**Отрывок страницы:**

* * * * *

Тайны русской души. Дневник гимназистки (Бердинских) - страница 218

Завтра (3 июля) идти на работу. Как глубоко чужда мне эта работа! Какой бессмысленной и никому не нужной кажется она мне! Почему же люди делают ее так много лет – и ничего– ничего не говорят? Для чего нужно это стучанье на (пишущей) машинке? Для чего эта масса копий? Чья жизнь станет хоть на волос лучше, если все копии прочтут все адресаты? И чья душа улыбнется радостно и приветливо при виде синих копирок? Чье сердце забьется сильнее под стук клавиш? Кому даст счастье мое стучанье на машинке? Для чего же вечного эта автоматически-бессмысленная работа?!.

Да, но для живого дела нужны и живые люди. А что может дать для него душа, которая не в силах улыбаться? Сердце, где уснула ласка? Уста, на которых нет настоящих слов? Какая пустота!..

А Лида (бывшая Лазаренко) была, говорят без меня…

Когда мы шли домой, я нарвала цветов. Против желанья. По привычке. Но случайно они были полны значения – странного, связанного с внутренней жизнью. Я принесла малиновые гвоздики острого страдания, и дивный аромат его обесцвеченной тоски, золотой бокал последних слез разлуки – лютик, и сиреневые кукушкины слезки, и небесный взгляд милых, нежных – как воспоминанье – незабудок. И шелест сухих трав…

Какая глубокая тишина – в широком раздолье неоглядных полей! Какая охватывающая грусть, какая бесстрастная тоска – в шуме дождя и скитаньи сырых облаков!..

* * * * *

**Исходный список:**
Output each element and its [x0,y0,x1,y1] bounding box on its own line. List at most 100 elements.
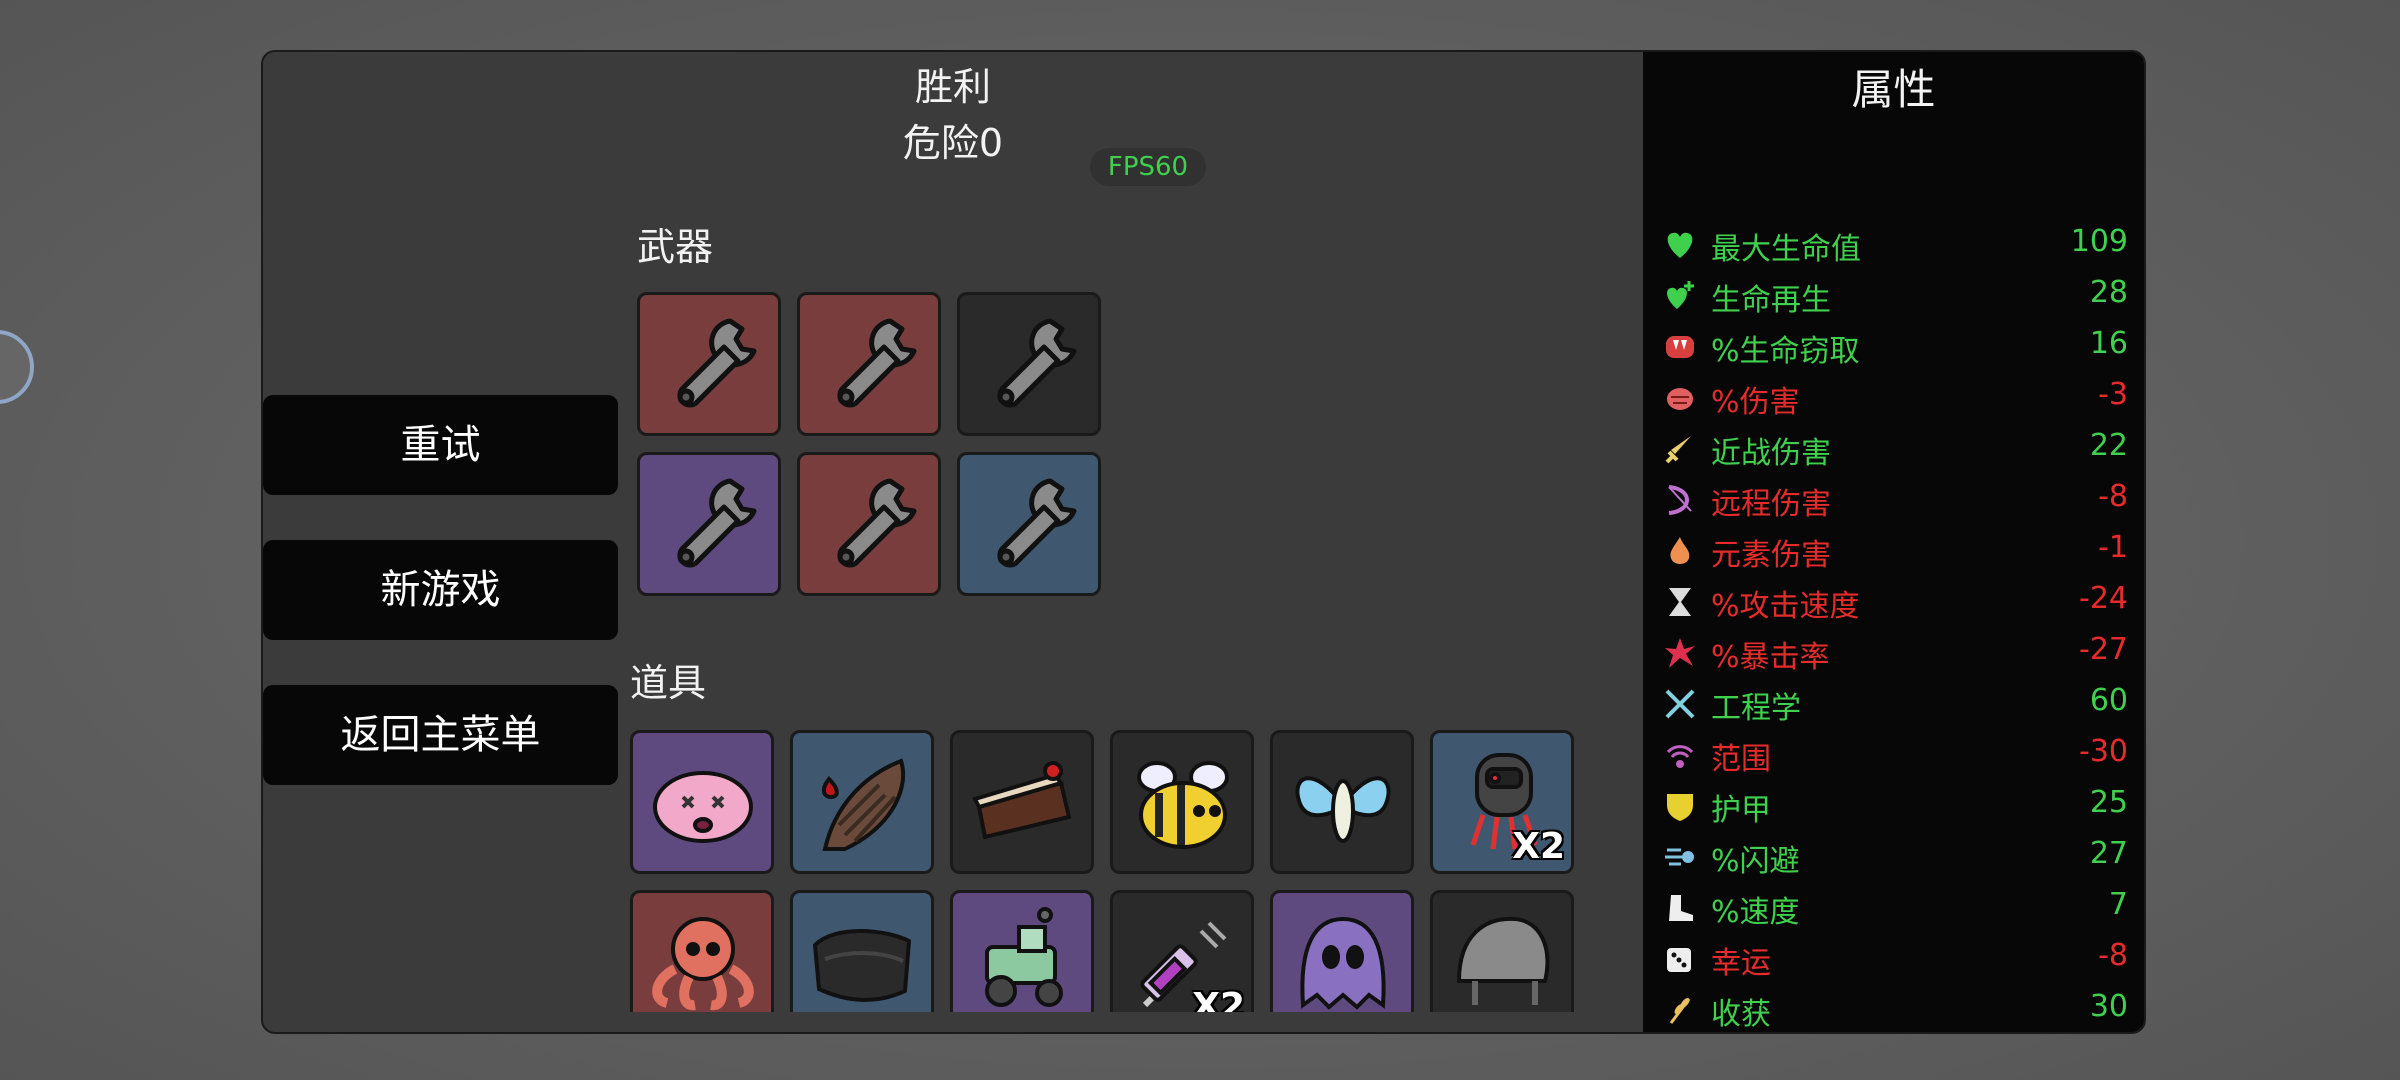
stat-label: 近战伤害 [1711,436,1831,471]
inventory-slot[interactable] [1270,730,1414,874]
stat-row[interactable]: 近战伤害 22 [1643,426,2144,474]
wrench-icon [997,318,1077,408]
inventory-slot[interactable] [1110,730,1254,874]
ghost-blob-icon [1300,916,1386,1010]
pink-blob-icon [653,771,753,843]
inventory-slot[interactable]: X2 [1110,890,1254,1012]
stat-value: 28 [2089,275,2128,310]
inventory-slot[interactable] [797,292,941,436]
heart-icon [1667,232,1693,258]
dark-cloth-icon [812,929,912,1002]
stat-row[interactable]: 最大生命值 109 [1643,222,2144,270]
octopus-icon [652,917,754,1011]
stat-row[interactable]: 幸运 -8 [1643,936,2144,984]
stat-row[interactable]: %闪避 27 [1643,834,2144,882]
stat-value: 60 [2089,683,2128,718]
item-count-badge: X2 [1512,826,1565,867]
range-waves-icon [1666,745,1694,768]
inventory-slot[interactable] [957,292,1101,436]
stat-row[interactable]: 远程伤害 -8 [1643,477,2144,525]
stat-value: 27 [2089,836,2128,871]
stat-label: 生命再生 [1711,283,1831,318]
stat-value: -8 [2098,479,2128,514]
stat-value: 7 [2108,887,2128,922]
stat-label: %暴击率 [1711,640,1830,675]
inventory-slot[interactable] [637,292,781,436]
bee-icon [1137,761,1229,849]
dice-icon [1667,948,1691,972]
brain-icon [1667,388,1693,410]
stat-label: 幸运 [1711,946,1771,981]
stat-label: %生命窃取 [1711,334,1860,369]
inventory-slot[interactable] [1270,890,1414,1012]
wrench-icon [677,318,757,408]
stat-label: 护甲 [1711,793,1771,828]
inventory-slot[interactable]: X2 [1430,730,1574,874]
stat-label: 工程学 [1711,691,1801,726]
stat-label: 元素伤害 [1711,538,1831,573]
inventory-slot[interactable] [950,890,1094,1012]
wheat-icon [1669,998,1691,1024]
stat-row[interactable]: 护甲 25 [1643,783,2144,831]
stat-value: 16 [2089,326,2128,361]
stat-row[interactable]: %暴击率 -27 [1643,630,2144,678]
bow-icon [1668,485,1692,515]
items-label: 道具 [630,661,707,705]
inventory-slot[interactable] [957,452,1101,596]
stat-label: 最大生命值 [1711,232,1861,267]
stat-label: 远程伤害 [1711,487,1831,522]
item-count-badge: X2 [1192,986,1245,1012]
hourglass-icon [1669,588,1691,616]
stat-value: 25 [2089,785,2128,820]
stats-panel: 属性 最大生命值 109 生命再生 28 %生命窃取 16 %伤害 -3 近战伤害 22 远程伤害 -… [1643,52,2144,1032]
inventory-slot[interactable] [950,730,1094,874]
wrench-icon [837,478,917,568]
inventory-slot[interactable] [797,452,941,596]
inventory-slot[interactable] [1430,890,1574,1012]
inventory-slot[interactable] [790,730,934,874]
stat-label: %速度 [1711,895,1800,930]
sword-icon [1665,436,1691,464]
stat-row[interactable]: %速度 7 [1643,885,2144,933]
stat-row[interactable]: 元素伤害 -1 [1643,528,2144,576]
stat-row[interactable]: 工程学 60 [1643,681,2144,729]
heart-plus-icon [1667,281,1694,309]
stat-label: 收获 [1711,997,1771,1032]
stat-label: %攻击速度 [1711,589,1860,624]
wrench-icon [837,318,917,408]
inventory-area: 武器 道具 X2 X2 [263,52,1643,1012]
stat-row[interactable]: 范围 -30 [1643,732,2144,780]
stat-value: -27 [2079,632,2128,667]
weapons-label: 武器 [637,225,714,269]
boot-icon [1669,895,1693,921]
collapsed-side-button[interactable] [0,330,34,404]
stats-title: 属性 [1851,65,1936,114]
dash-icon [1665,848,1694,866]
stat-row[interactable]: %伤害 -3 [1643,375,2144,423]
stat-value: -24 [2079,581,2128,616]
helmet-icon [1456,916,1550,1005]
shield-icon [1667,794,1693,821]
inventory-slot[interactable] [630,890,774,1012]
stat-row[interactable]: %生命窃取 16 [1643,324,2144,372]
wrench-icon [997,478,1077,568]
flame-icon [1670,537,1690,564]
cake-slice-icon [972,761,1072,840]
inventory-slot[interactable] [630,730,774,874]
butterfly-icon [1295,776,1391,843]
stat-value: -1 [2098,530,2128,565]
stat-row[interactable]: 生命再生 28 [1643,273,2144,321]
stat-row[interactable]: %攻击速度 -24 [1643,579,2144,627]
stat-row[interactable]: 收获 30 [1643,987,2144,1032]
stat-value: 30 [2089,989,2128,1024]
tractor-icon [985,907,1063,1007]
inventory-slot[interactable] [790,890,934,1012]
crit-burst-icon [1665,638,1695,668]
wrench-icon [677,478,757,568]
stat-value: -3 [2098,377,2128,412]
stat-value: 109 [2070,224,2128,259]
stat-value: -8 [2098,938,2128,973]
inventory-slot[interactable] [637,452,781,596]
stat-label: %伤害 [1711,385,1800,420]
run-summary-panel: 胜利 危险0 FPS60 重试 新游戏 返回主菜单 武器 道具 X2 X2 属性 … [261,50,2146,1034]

* * * * *

**Задания:**
1. Ответьте по отрывку из дневника:
(a) Какого числа нужно идти на работу?
(b) Какие цветы названы малиновыми?
(c) Какой цветок назван золотым бокалом последних слез разлуки?
2. Выведите без изменений часть отрывка из дневника, которая начинается со слов, где есть «Когда мы шли», и кончается словами «скитаньи сырых облаков!..».

**Ответы:**
1.
(a) 3 июля.
(b) Гвоздики.
(c) Лютик.

2.
Когда мы шли домой, я нарвала цветов. Против желанья. По привычке. Но случайно они были полны значения – странного, связанного с внутренней жизнью. Я принесла малиновые гвоздики острого страдания, и дивный аромат его обесцвеченной тоски, золотой бокал последних слез разлуки – лютик, и сиреневые кукушкины слезки, и небесный взгляд милых, нежных – как воспоминанье – незабудок. И шелест сухих трав…

Какая глубокая тишина – в широком раздолье неоглядных полей! Какая охватывающая грусть, какая бесстрастная тоска – в шуме дождя и скитаньи сырых облаков!..